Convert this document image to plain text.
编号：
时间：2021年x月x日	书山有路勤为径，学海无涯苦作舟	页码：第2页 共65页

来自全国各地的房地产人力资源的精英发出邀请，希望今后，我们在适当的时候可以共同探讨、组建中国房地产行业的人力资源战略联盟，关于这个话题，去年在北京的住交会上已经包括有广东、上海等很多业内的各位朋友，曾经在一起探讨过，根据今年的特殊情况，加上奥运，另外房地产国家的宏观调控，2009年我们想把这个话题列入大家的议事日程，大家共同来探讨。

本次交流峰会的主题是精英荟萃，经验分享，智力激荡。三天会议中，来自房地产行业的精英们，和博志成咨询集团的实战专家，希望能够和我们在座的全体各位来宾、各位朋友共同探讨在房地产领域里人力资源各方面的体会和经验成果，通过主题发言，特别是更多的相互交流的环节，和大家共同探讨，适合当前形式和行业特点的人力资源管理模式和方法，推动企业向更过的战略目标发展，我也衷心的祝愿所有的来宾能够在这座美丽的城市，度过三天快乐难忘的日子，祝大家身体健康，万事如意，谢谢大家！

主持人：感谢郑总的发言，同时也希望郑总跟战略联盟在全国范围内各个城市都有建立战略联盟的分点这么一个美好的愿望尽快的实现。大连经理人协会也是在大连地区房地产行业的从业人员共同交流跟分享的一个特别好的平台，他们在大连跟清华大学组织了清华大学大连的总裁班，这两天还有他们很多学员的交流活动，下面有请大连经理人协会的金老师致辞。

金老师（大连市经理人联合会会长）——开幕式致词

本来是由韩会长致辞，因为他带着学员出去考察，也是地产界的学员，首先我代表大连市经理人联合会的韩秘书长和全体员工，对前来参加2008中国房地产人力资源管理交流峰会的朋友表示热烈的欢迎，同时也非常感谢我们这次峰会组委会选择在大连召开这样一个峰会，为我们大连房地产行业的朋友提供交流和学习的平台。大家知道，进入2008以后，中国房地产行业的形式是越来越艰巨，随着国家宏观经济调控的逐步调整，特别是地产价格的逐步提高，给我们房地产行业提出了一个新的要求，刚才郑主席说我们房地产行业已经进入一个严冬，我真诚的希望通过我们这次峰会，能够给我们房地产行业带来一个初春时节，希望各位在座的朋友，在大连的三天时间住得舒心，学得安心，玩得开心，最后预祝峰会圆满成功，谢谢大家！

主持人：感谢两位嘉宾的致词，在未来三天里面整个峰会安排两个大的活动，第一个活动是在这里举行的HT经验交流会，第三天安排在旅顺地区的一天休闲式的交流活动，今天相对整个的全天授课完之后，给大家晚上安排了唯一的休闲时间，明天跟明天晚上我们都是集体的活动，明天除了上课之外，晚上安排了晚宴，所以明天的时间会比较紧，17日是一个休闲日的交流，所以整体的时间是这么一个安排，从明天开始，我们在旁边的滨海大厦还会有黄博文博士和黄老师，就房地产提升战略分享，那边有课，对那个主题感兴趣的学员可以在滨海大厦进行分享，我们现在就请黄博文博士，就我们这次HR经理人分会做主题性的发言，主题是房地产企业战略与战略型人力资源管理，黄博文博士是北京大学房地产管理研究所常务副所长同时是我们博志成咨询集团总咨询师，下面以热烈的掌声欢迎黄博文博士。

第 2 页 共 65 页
☆ ☆ ☆ ☆
**EXERCISE DIRECTIONS:**
Find every line in the records that contains the word "谢谢大家"; copy those lines.

**THE ANSWER:**
本次交流峰会的主题是精英荟萃，经验分享，智力激荡。三天会议中，来自房地产行业的精英们，和博志成咨询集团的实战专家，希望能够和我们在座的全体各位来宾、各位朋友共同探讨在房地产领域里人力资源各方面的体会和经验成果，通过主题发言，特别是更多的相互交流的环节，和大家共同探讨，适合当前形式和行业特点的人力资源管理模式和方法，推动企业向更过的战略目标发展，我也衷心的祝愿所有的来宾能够在这座美丽的城市，度过三天快乐难忘的日子，祝大家身体健康，万事如意，谢谢大家！
本来是由韩会长致辞，因为他带着学员出去考察，也是地产界的学员，首先我代表大连市经理人联合会的韩秘书长和全体员工，对前来参加2008中国房地产人力资源管理交流峰会的朋友表示热烈的欢迎，同时也非常感谢我们这次峰会组委会选择在大连召开这样一个峰会，为我们大连房地产行业的朋友提供交流和学习的平台。大家知道，进入2008以后，中国房地产行业的形式是越来越艰巨，随着国家宏观经济调控的逐步调整，特别是地产价格的逐步提高，给我们房地产行业提出了一个新的要求，刚才郑主席说我们房地产行业已经进入一个严冬，我真诚的希望通过我们这次峰会，能够给我们房地产行业带来一个初春时节，希望各位在座的朋友，在大连的三天时间住得舒心，学得安心，玩得开心，最后预祝峰会圆满成功，谢谢大家！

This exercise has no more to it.